═══ Data listing

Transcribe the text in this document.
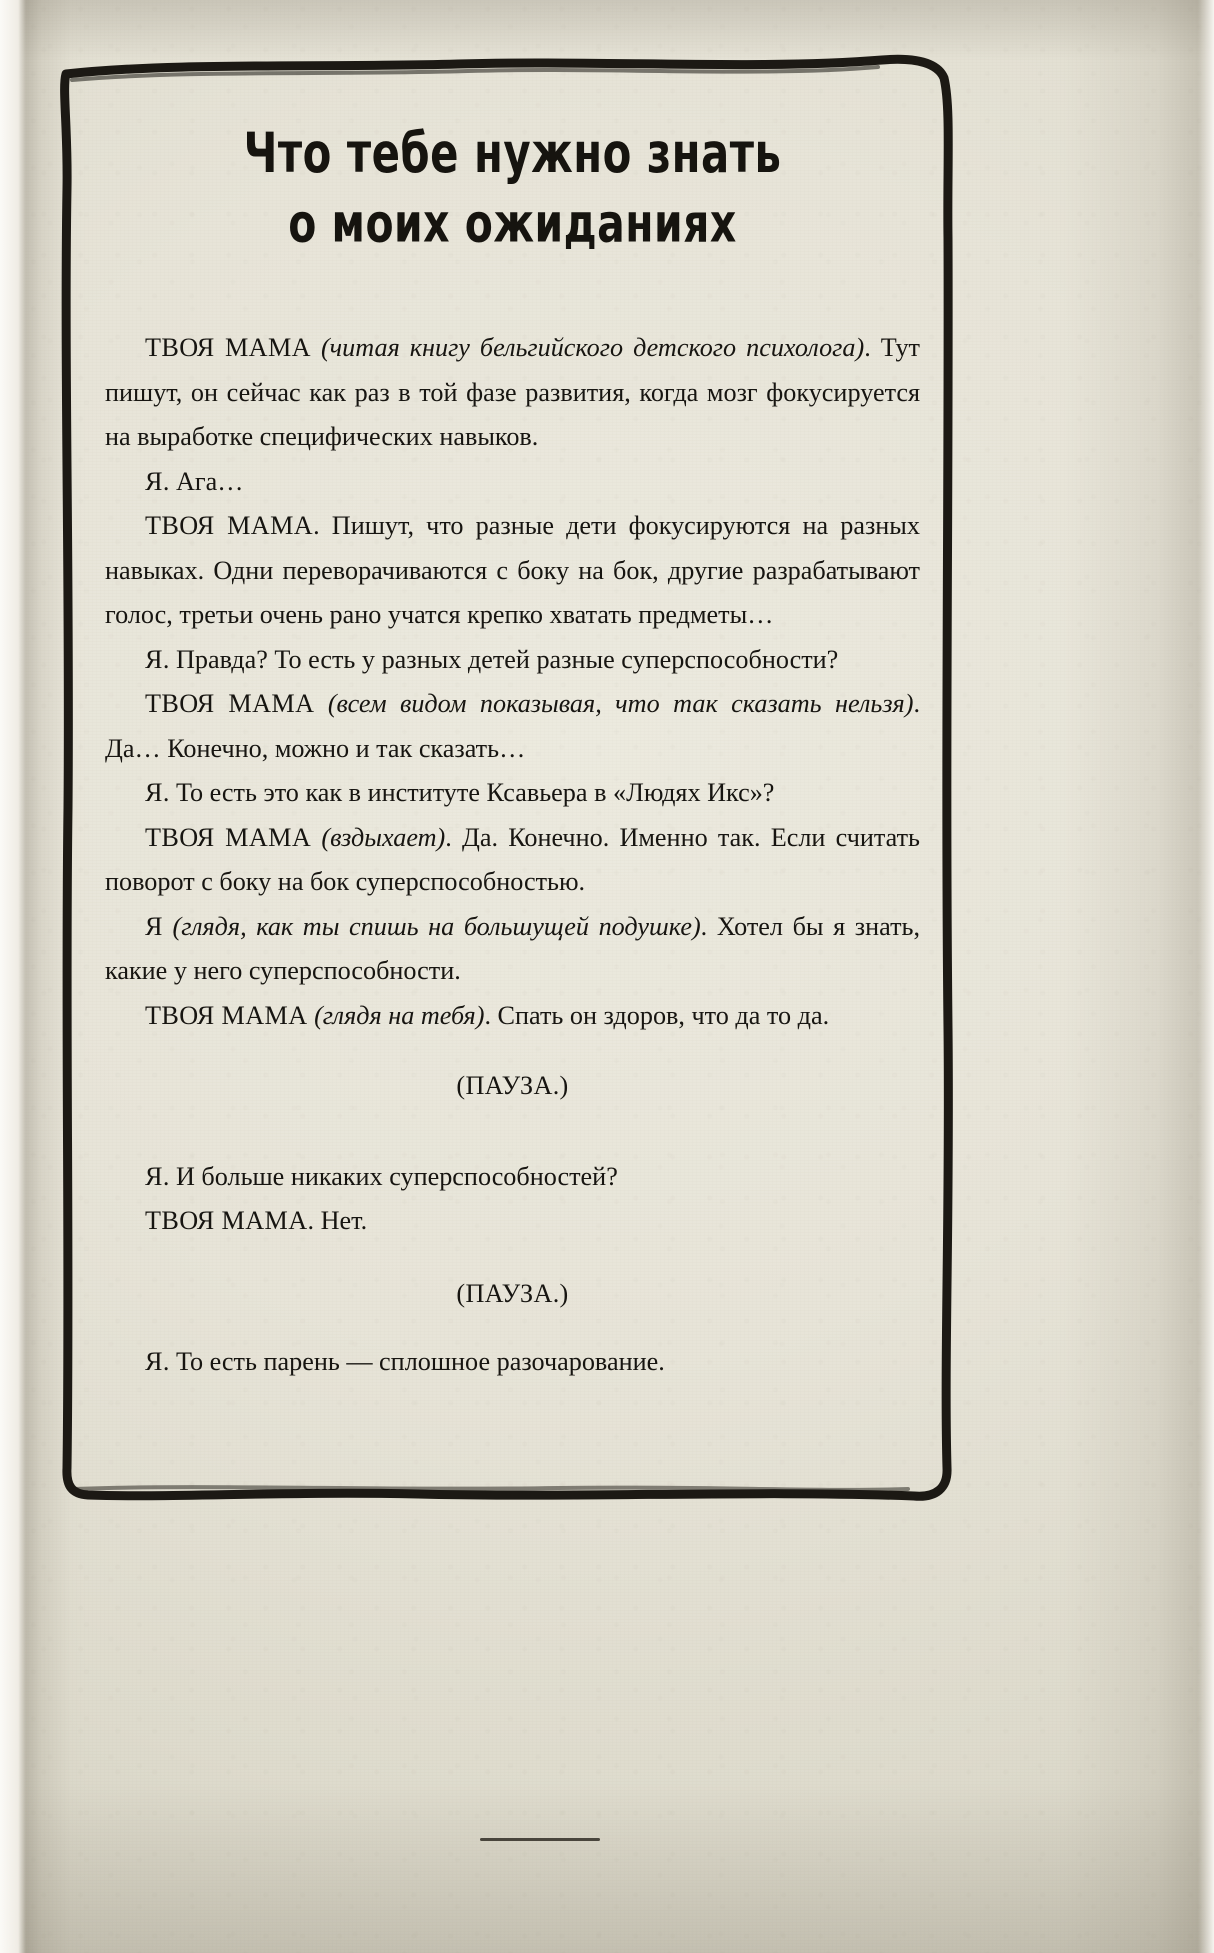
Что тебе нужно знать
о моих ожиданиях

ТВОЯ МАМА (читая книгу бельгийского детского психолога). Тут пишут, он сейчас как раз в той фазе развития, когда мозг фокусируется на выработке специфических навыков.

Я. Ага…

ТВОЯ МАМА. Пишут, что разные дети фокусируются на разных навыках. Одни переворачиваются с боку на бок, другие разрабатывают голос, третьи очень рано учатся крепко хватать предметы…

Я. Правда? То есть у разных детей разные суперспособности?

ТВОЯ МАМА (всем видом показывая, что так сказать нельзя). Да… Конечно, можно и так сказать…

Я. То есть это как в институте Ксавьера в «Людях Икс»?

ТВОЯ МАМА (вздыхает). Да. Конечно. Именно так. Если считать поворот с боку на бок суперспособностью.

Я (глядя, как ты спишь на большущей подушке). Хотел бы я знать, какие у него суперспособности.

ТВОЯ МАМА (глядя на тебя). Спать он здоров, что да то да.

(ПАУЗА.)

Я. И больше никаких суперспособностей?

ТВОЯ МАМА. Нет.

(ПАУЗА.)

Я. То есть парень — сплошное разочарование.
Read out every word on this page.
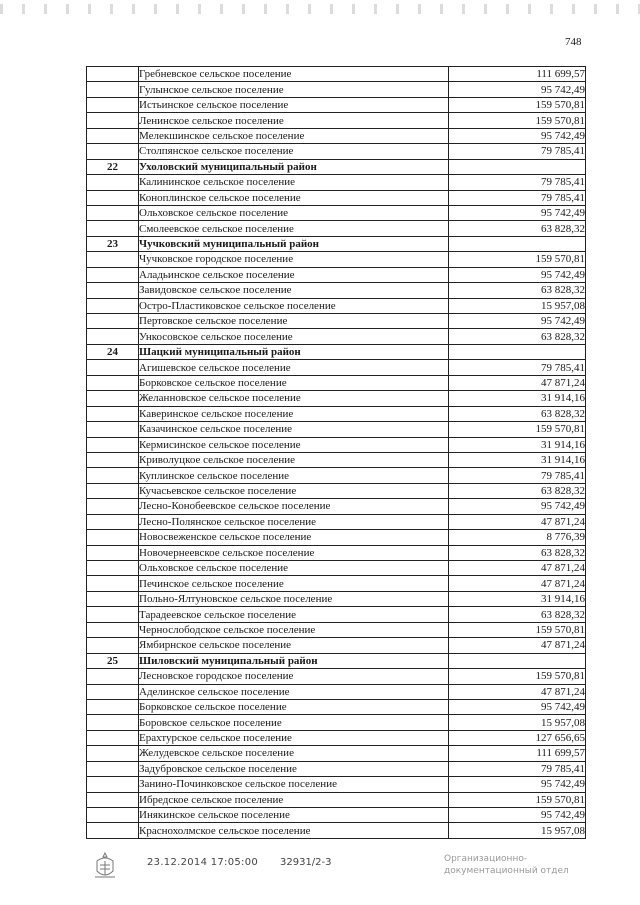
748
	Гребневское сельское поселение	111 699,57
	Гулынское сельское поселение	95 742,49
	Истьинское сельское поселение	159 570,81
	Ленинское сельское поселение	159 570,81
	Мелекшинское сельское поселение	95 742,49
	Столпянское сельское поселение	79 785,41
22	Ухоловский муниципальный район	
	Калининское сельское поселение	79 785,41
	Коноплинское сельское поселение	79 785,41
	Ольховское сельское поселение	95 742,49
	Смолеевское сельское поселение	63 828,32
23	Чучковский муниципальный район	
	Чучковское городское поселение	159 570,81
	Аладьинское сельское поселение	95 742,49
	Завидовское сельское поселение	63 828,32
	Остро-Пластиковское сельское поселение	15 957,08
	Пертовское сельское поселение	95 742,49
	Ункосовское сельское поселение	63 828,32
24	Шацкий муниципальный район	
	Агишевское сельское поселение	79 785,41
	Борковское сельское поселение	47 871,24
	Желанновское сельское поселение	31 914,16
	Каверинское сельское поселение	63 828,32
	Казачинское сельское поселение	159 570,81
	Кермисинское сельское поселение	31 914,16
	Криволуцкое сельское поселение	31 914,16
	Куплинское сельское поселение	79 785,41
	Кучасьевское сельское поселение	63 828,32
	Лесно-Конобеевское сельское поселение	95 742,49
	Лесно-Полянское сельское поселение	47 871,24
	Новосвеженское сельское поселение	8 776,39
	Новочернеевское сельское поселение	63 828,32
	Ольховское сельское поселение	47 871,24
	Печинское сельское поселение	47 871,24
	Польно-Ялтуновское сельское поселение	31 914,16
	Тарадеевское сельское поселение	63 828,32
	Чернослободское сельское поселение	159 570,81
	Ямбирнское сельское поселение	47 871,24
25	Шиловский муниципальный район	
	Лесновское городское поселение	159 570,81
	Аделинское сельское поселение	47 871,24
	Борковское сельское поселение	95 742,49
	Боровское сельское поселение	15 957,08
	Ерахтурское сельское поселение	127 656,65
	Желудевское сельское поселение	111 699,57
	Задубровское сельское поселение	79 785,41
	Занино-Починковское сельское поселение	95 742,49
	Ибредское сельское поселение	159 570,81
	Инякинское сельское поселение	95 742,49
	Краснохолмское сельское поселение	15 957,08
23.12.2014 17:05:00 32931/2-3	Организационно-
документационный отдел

══════

— Work to be completed —
Identify every line above that includes the word "глядя", and show those lines.

— Solution to this task —
Я (глядя, как ты спишь на большущей подушке). Хотел бы я знать, какие у него суперспособности.
ТВОЯ МАМА (глядя на тебя). Спать он здоров, что да то да.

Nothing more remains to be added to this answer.